■ **Source document**:
The title of this tutorial is Resource Allocation for Firms. As always, my key terms are in red and my examples are in green. All right, so in this tutorial, we'll be talking about the choices that all firms need to make. I'll define and give you some examples of firm resources, or what we call the factors of production. At the end, you'll understand the difference between the short and the long run. And we'll be talking about how firms seek to maximize profit.
OK. So let's get in the mindset of a business. What are the things that all businesses have to decide? Well, first they have to figure out how big should we get? How much should we be producing in terms of quantity? Next they have to figure out how should we go about producing it. And then once they figure those things out, that's when they figure out how much land, labor, and capital do we need to buy in order to produce our good.
OK. So without buying some things, businesses couldn't produce anything, right? So what we call them are resources. They have to purchase resources or factors of production. So factors of production are, like I said, the resources defined as land, labor, and capital that are necessary to produce output for the sake of profit.
Land is the first one. It's the factor of production that occurs naturally in the form of real estate or organic assets. It's pretty straightforward. Obviously land itself is included here. Most businesses have to purchase at least a little bit of land in order to have a place to do their business. But this also includes anything that comes from the land. Wildlife, fertile soil, minerals, timber. Anything that is a natural resource and not man-made.
Labor is the next factor of production, and it's human service that contributes to the creation or distribution of goods or services. So really, it's our whole workforce. I gave you some examples of people laboring. Doctors and nurses, teachers, hairstylists, cashiers. The idea is that you can be producing either a physical good itself or providing a service and be considered labor.
Then we have capital. Capital are material assets in the form of either money or machinery used as a factor of production. I like to think of capital as anything that's already been produced, but will be used to help produce other things. So some examples are buildings, computers, and roads.
As I sit here generating this tutorial right now, I'm producing something but I'm also providing a service. I couldn't labor-- I couldn't do this-- without the use of my computer. So my computer right now is absolutely my capital. It's something that's already been produced and it's helping me to produce this tutorial.
So how is it that firms decide how much land, labor, and capital they need to purchase? Well, a couple of factors. The first factor is they have to figure out how much they are producing. This decision might change vastly if they're producing a lot versus a small amount. And also that plays a role here is the price or the cost of each factor of production or each resource.
What any business is going to try to do is minimize cost. Cost minimization is just selecting the output strategy that incurs the least amount of cost, and that will lead them to maximize their profits. And that's what a business is trying to do at the end of the day. They're trying to determine the quantity, how much they should produce, and the cost that yields the greatest profit.

■ **Set exercise a**: Update the tutorial on resource allocation, giving everything from "OK. So let's" down to "produce our good." with "mindset" changed to "perspective".
The tutorial on resource allocation for firms and the records are unrelated to each other.

■ **Provided data**:
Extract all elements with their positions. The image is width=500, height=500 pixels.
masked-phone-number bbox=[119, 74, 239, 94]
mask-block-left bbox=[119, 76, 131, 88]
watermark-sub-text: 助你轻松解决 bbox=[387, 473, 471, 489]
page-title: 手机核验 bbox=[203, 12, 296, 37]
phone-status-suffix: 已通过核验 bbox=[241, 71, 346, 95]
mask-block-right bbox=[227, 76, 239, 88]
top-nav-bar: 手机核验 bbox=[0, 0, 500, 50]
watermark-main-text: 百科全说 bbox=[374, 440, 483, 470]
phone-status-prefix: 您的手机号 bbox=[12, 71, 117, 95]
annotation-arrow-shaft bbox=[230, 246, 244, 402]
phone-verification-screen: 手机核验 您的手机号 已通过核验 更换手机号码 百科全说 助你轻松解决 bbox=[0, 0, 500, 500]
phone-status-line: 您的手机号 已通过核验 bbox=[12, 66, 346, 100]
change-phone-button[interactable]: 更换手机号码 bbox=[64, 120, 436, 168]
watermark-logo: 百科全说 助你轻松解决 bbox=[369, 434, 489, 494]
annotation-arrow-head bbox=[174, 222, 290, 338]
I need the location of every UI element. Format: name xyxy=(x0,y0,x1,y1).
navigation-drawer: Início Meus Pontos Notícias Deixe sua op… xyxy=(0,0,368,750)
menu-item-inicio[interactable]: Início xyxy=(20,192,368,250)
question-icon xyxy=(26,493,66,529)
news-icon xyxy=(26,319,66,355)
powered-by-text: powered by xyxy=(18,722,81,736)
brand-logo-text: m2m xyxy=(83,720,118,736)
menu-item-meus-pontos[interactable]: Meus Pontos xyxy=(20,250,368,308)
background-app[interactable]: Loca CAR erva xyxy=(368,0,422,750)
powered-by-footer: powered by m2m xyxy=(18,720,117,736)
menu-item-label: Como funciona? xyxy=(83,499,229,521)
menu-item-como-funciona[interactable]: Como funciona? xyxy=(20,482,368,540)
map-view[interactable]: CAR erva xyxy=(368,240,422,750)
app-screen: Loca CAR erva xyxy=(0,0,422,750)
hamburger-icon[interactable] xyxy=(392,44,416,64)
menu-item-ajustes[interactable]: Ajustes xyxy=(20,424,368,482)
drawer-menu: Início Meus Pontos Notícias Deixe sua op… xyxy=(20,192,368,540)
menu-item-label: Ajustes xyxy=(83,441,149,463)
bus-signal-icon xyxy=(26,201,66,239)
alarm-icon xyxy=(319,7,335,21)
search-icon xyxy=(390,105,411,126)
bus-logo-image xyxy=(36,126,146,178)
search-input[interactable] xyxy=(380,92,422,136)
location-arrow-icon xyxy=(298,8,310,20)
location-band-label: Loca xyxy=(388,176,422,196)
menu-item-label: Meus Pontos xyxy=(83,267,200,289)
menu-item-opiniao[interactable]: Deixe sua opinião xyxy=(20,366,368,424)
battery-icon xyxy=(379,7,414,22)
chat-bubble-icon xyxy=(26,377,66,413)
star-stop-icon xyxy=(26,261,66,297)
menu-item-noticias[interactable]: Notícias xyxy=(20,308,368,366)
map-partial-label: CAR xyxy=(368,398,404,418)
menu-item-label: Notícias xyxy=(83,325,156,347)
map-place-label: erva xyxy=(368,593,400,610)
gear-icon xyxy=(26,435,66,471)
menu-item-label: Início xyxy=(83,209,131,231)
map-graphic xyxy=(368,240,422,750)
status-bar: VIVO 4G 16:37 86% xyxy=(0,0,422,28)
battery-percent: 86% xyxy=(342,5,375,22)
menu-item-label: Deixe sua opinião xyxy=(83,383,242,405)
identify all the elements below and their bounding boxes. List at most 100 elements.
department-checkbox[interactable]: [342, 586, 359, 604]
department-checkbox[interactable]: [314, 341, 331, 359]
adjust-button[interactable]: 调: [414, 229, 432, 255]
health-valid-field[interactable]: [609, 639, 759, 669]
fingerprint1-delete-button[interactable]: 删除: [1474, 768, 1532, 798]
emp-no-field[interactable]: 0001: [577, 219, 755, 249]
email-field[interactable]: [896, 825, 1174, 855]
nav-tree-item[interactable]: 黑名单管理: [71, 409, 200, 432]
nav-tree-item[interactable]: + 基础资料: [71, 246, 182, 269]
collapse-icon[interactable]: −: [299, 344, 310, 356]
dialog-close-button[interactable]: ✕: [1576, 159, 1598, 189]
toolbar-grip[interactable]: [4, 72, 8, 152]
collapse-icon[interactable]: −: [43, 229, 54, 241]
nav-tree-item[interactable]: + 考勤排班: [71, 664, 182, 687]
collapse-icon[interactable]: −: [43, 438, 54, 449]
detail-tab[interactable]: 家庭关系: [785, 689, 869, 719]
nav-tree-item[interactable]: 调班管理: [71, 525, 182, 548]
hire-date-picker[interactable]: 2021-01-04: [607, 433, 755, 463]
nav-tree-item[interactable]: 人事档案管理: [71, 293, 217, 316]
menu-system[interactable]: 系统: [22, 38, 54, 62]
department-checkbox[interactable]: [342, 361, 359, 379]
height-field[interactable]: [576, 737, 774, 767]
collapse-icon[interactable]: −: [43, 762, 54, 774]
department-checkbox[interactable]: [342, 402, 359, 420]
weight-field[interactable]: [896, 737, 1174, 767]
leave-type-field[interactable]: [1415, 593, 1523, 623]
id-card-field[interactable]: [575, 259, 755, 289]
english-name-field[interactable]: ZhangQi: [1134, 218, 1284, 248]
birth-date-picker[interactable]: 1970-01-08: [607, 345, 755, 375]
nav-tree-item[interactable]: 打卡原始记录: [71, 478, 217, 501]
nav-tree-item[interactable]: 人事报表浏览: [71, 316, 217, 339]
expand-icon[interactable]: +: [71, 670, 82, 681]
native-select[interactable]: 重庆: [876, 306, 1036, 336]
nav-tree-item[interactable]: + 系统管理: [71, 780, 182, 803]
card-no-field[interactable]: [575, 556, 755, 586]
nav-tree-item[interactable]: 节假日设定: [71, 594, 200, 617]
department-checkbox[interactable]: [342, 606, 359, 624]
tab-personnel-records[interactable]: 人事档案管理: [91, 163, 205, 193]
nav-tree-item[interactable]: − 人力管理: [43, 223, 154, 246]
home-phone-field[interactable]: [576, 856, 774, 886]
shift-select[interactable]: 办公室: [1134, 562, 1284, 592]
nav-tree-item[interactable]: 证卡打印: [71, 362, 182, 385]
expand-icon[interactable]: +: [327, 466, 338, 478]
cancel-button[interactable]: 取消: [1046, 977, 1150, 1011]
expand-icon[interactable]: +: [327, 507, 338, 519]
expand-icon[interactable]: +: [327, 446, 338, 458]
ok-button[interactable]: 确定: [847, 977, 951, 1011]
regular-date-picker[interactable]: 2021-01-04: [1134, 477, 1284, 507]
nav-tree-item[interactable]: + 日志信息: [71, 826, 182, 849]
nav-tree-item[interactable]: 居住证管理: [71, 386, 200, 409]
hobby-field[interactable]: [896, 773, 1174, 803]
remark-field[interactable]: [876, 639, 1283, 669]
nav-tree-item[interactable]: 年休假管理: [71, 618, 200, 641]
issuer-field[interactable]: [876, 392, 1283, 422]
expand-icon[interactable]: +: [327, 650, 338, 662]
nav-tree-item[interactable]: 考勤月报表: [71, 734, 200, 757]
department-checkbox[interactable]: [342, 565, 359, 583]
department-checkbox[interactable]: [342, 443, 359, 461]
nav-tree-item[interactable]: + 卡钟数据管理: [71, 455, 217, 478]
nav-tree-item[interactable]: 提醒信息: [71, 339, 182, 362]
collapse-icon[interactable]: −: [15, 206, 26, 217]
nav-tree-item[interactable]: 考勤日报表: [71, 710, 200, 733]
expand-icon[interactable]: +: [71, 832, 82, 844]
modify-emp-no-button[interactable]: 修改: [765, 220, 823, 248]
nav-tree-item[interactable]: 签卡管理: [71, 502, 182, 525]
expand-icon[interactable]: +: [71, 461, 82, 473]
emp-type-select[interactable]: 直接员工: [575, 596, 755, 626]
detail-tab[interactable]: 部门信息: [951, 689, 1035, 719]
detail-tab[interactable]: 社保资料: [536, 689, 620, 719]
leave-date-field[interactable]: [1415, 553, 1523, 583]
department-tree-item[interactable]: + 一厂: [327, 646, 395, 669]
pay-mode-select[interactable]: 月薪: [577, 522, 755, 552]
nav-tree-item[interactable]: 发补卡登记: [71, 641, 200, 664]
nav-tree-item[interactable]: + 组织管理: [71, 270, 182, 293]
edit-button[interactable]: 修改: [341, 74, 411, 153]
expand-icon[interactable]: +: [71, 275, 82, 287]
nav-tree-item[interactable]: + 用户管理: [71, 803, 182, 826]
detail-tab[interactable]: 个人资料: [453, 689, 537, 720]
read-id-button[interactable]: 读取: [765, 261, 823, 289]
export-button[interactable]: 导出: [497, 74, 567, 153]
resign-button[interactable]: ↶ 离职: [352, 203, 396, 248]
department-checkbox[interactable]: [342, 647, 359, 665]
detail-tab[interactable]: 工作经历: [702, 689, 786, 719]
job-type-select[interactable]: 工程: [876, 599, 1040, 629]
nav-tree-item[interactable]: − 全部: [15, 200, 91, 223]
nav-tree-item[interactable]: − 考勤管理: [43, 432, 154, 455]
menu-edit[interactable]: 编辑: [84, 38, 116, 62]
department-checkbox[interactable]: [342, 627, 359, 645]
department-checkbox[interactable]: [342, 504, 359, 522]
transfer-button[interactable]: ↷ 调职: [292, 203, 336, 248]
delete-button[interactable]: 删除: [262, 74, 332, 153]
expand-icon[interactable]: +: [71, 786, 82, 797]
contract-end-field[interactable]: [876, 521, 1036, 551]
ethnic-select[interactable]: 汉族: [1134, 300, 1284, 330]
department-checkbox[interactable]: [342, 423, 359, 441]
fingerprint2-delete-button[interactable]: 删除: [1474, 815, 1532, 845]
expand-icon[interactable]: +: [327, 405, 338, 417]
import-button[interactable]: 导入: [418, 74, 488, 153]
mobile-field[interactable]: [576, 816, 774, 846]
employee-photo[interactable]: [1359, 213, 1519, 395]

■ **Set exercise b**: Reproduce the records verbatim, everything from their first line down to the line containing "phone-status-prefix: 您的手机号 bbox=[12, 71, 117, 95]".

■ **Expected answer a**:
OK. So let's get in the perspective of a business. What are the things that all businesses have to decide? Well, first they have to figure out how big should we get? How much should we be producing in terms of quantity? Next they have to figure out how should we go about producing it. And then once they figure those things out, that's when they figure out how much land, labor, and capital do we need to buy in order to produce our good.

■ **Expected answer b**:
Extract all elements with their positions. The image is width=500, height=500 pixels.
masked-phone-number bbox=[119, 74, 239, 94]
mask-block-left bbox=[119, 76, 131, 88]
watermark-sub-text: 助你轻松解决 bbox=[387, 473, 471, 489]
page-title: 手机核验 bbox=[203, 12, 296, 37]
phone-status-suffix: 已通过核验 bbox=[241, 71, 346, 95]
mask-block-right bbox=[227, 76, 239, 88]
top-nav-bar: 手机核验 bbox=[0, 0, 500, 50]
watermark-main-text: 百科全说 bbox=[374, 440, 483, 470]
phone-status-prefix: 您的手机号 bbox=[12, 71, 117, 95]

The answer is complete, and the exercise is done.